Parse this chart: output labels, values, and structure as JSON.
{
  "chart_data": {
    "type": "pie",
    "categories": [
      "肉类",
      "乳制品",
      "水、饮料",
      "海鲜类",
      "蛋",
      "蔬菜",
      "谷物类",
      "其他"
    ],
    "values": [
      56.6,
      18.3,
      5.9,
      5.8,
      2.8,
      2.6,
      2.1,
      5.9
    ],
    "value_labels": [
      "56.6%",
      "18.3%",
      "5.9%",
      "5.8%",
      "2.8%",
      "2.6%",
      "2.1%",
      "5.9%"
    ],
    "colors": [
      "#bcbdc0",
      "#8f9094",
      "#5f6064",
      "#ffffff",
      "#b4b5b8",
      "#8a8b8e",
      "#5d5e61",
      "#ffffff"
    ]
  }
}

◇ ◇ ◇ ◇ ◇ ◇ ◇

» Exercise description
Determine how many lines of the entries above carry the string "values", and give that number alone.

» Task solution
2